(Rows from a figure dataset)
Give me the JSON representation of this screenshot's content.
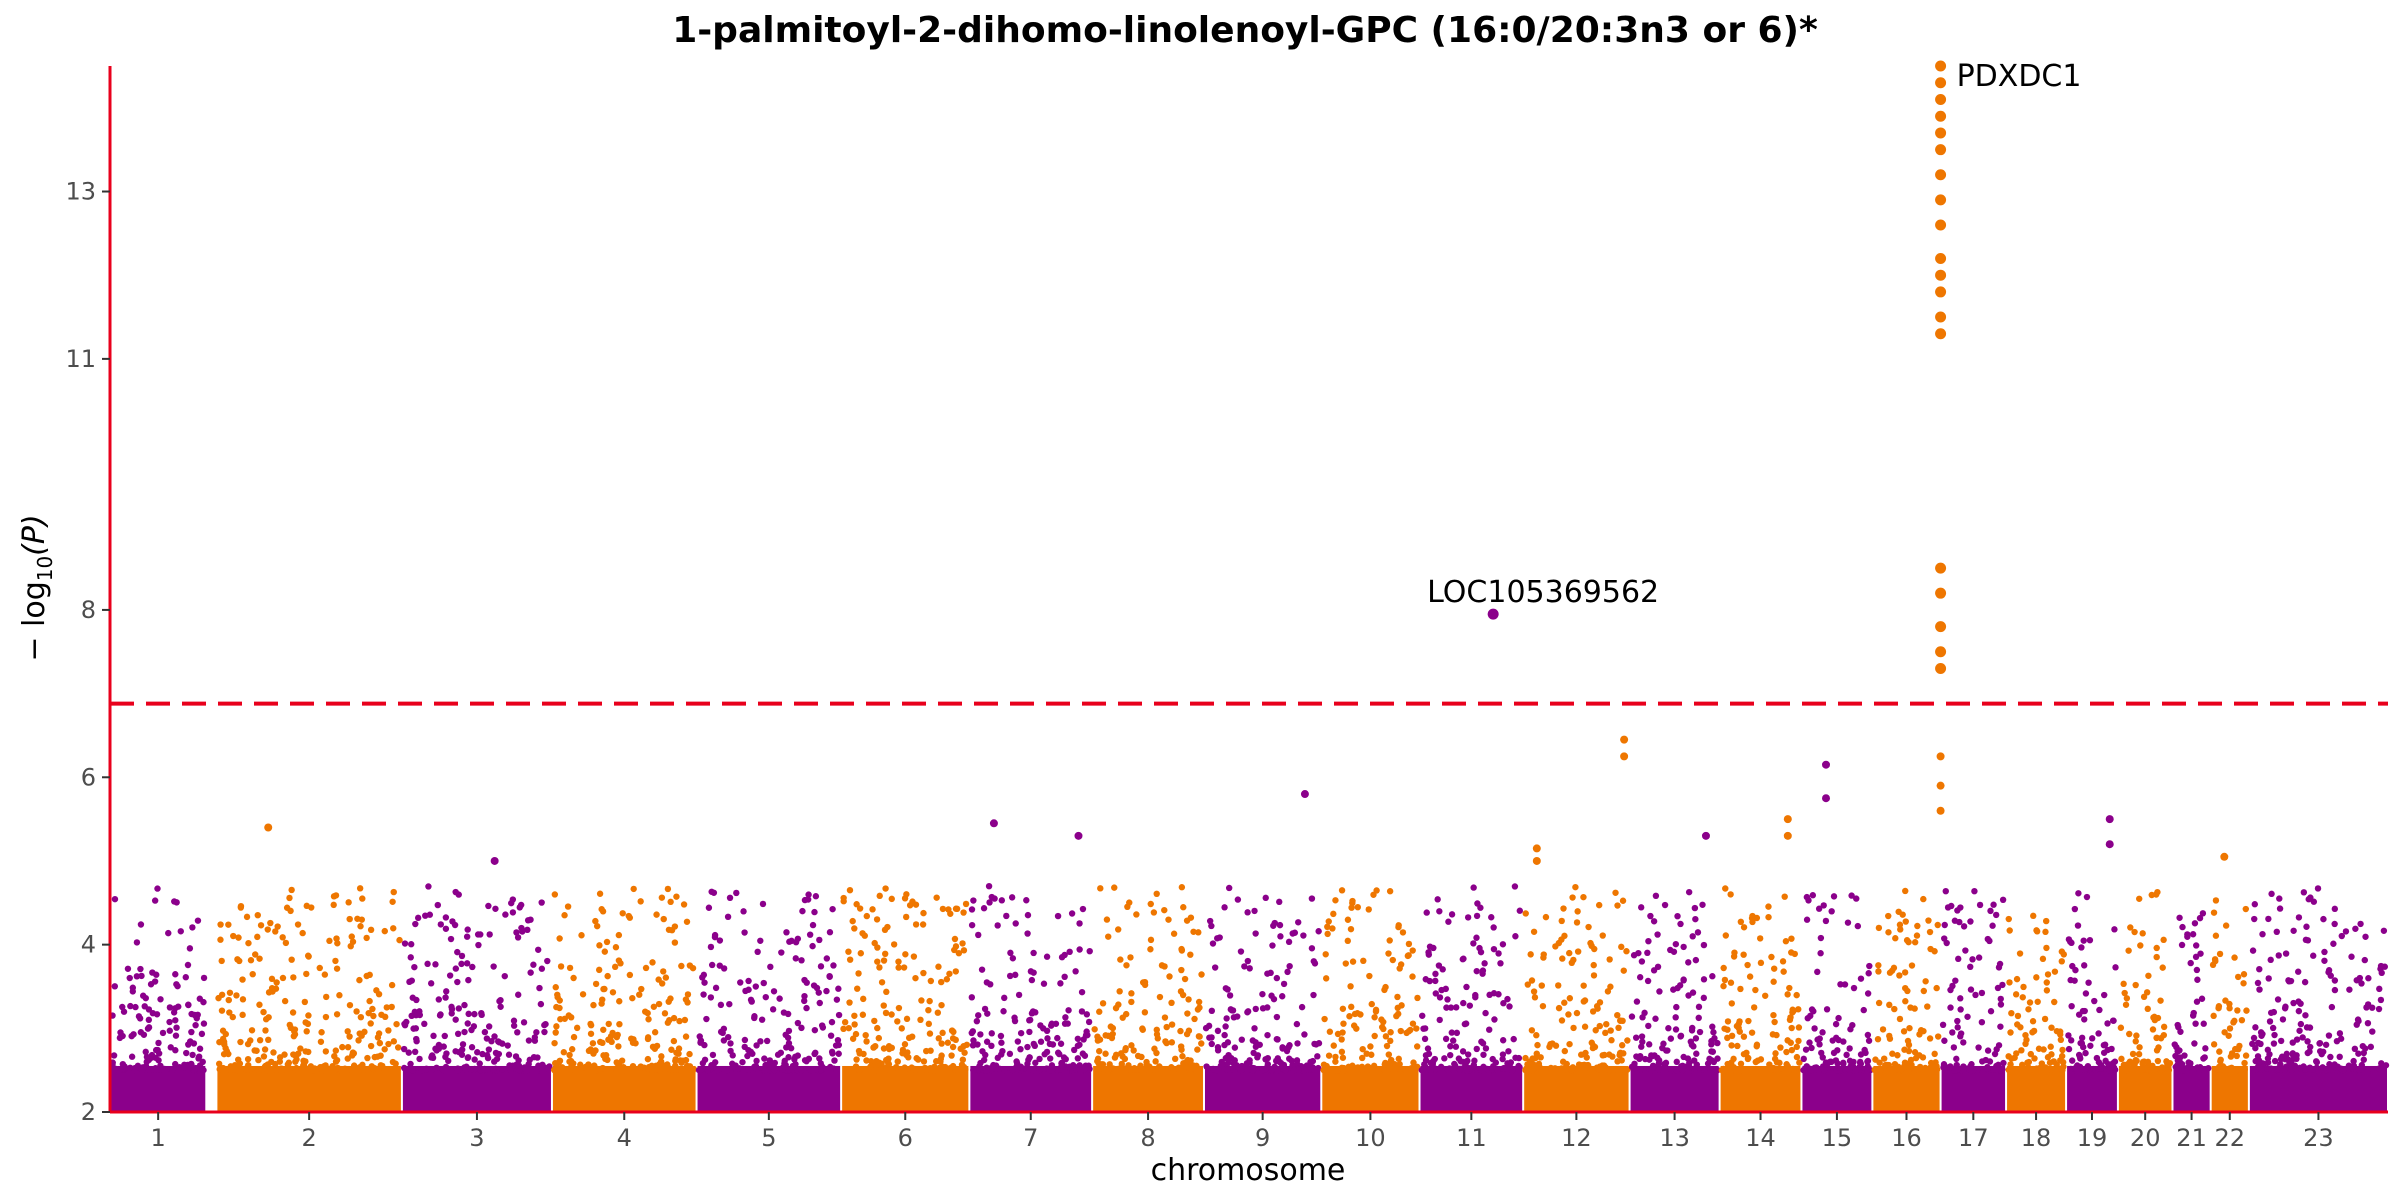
{
  "chart_data": {
    "type": "scatter",
    "subtype": "manhattan",
    "title": "1-palmitoyl-2-dihomo-linolenoyl-GPC (16:0/20:3n3 or 6)*",
    "xlabel": "chromosome",
    "ylabel": {
      "prefix": "− log",
      "sub": "10",
      "suffix": "(P)"
    },
    "ylim": [
      2,
      14.5
    ],
    "yticks": [
      2,
      4,
      6,
      8,
      11,
      13
    ],
    "significance_threshold": 6.88,
    "threshold_color": "#e8001c",
    "axis_color": "#e8001c",
    "series_colors": [
      "#8b008b",
      "#ee7600"
    ],
    "grid": false,
    "legend": "none",
    "chromosomes": [
      {
        "label": "1",
        "span": [
          0.0,
          3.53
        ]
      },
      {
        "label": "2",
        "span": [
          3.9,
          10.7
        ]
      },
      {
        "label": "3",
        "span": [
          10.7,
          16.2
        ]
      },
      {
        "label": "4",
        "span": [
          16.2,
          21.5
        ]
      },
      {
        "label": "5",
        "span": [
          21.5,
          26.8
        ]
      },
      {
        "label": "6",
        "span": [
          26.8,
          31.5
        ]
      },
      {
        "label": "7",
        "span": [
          31.5,
          36.0
        ]
      },
      {
        "label": "8",
        "span": [
          36.0,
          40.1
        ]
      },
      {
        "label": "9",
        "span": [
          40.1,
          44.4
        ]
      },
      {
        "label": "10",
        "span": [
          44.4,
          48.0
        ]
      },
      {
        "label": "11",
        "span": [
          48.0,
          51.8
        ]
      },
      {
        "label": "12",
        "span": [
          51.8,
          55.7
        ]
      },
      {
        "label": "13",
        "span": [
          55.7,
          59.0
        ]
      },
      {
        "label": "14",
        "span": [
          59.0,
          62.0
        ]
      },
      {
        "label": "15",
        "span": [
          62.0,
          64.6
        ]
      },
      {
        "label": "16",
        "span": [
          64.6,
          67.1
        ]
      },
      {
        "label": "17",
        "span": [
          67.1,
          69.5
        ]
      },
      {
        "label": "18",
        "span": [
          69.5,
          71.7
        ]
      },
      {
        "label": "19",
        "span": [
          71.7,
          73.6
        ]
      },
      {
        "label": "20",
        "span": [
          73.6,
          75.6
        ]
      },
      {
        "label": "21",
        "span": [
          75.6,
          77.0
        ]
      },
      {
        "label": "22",
        "span": [
          77.0,
          78.4
        ]
      },
      {
        "label": "23",
        "span": [
          78.4,
          83.5
        ]
      }
    ],
    "highlight_points": [
      {
        "chrom": "11",
        "x": 50.7,
        "y": 7.95
      },
      {
        "chrom": "16",
        "x": 67.1,
        "y": 7.3
      },
      {
        "chrom": "16",
        "x": 67.1,
        "y": 7.5
      },
      {
        "chrom": "16",
        "x": 67.1,
        "y": 7.8
      },
      {
        "chrom": "16",
        "x": 67.1,
        "y": 8.2
      },
      {
        "chrom": "16",
        "x": 67.1,
        "y": 8.5
      },
      {
        "chrom": "16",
        "x": 67.1,
        "y": 11.3
      },
      {
        "chrom": "16",
        "x": 67.1,
        "y": 11.5
      },
      {
        "chrom": "16",
        "x": 67.1,
        "y": 11.8
      },
      {
        "chrom": "16",
        "x": 67.1,
        "y": 12.0
      },
      {
        "chrom": "16",
        "x": 67.1,
        "y": 12.2
      },
      {
        "chrom": "16",
        "x": 67.1,
        "y": 12.6
      },
      {
        "chrom": "16",
        "x": 67.1,
        "y": 12.9
      },
      {
        "chrom": "16",
        "x": 67.1,
        "y": 13.2
      },
      {
        "chrom": "16",
        "x": 67.1,
        "y": 13.5
      },
      {
        "chrom": "16",
        "x": 67.1,
        "y": 13.7
      },
      {
        "chrom": "16",
        "x": 67.1,
        "y": 13.9
      },
      {
        "chrom": "16",
        "x": 67.1,
        "y": 14.1
      },
      {
        "chrom": "16",
        "x": 67.1,
        "y": 14.3
      },
      {
        "chrom": "16",
        "x": 67.1,
        "y": 14.5
      }
    ],
    "notable_points": [
      {
        "chrom": "2",
        "x": 5.8,
        "y": 5.4
      },
      {
        "chrom": "7",
        "x": 32.4,
        "y": 5.45
      },
      {
        "chrom": "7",
        "x": 35.5,
        "y": 5.3
      },
      {
        "chrom": "9",
        "x": 43.8,
        "y": 5.8
      },
      {
        "chrom": "12",
        "x": 55.5,
        "y": 6.45
      },
      {
        "chrom": "12",
        "x": 55.5,
        "y": 6.25
      },
      {
        "chrom": "12",
        "x": 52.3,
        "y": 5.15
      },
      {
        "chrom": "12",
        "x": 52.3,
        "y": 5.0
      },
      {
        "chrom": "14",
        "x": 61.5,
        "y": 5.5
      },
      {
        "chrom": "14",
        "x": 61.5,
        "y": 5.3
      },
      {
        "chrom": "15",
        "x": 62.9,
        "y": 6.15
      },
      {
        "chrom": "15",
        "x": 62.9,
        "y": 5.75
      },
      {
        "chrom": "16",
        "x": 67.1,
        "y": 6.25
      },
      {
        "chrom": "16",
        "x": 67.1,
        "y": 5.9
      },
      {
        "chrom": "16",
        "x": 67.1,
        "y": 5.6
      },
      {
        "chrom": "19",
        "x": 73.3,
        "y": 5.5
      },
      {
        "chrom": "19",
        "x": 73.3,
        "y": 5.2
      },
      {
        "chrom": "22",
        "x": 77.5,
        "y": 5.05
      },
      {
        "chrom": "3",
        "x": 14.1,
        "y": 5.0
      },
      {
        "chrom": "13",
        "x": 58.5,
        "y": 5.3
      }
    ],
    "annotations": [
      {
        "text": "PDXDC1",
        "x": 67.1,
        "y": 14.5
      },
      {
        "text": "LOC105369562",
        "x": 50.7,
        "y": 7.95
      }
    ]
  }
}
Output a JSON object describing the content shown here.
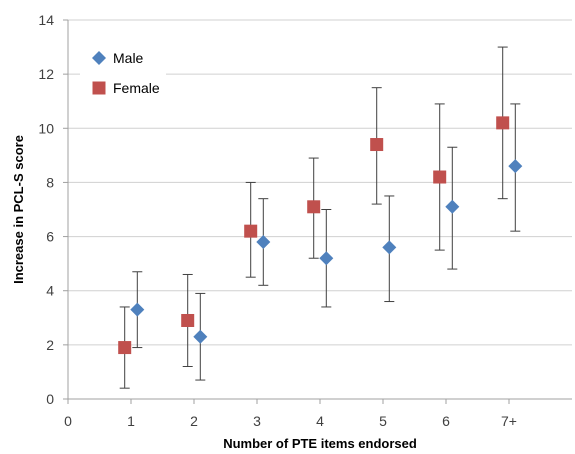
{
  "chart_data": {
    "type": "scatter",
    "title": "",
    "xlabel": "Number of PTE items endorsed",
    "ylabel": "Increase in PCL-S score",
    "x_tick_labels": [
      "0",
      "1",
      "2",
      "3",
      "4",
      "5",
      "6",
      "7+"
    ],
    "y_ticks": [
      0,
      2,
      4,
      6,
      8,
      10,
      12,
      14
    ],
    "xlim": [
      0,
      8
    ],
    "ylim": [
      0,
      14
    ],
    "grid": "horizontal",
    "legend_position": "top-left",
    "series": [
      {
        "name": "Male",
        "color": "#4F81BD",
        "marker": "diamond",
        "x": [
          1,
          2,
          3,
          4,
          5,
          6,
          7
        ],
        "y": [
          3.3,
          2.3,
          5.8,
          5.2,
          5.6,
          7.1,
          8.6
        ],
        "err_low": [
          1.9,
          0.7,
          4.2,
          3.4,
          3.6,
          4.8,
          6.2
        ],
        "err_high": [
          4.7,
          3.9,
          7.4,
          7.0,
          7.5,
          9.3,
          10.9
        ]
      },
      {
        "name": "Female",
        "color": "#C0504D",
        "marker": "square",
        "x": [
          1,
          2,
          3,
          4,
          5,
          6,
          7
        ],
        "y": [
          1.9,
          2.9,
          6.2,
          7.1,
          9.4,
          8.2,
          10.2
        ],
        "err_low": [
          0.4,
          1.2,
          4.5,
          5.2,
          7.2,
          5.5,
          7.4
        ],
        "err_high": [
          3.4,
          4.6,
          8.0,
          8.9,
          11.5,
          10.9,
          13.0
        ]
      }
    ]
  }
}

▶ Exercise objective: Take every line from the data above that holds "ylabel" and copy it out.

▶ Task answer:
    "ylabel": {
    "ylabel": "Increase in PCL-S score",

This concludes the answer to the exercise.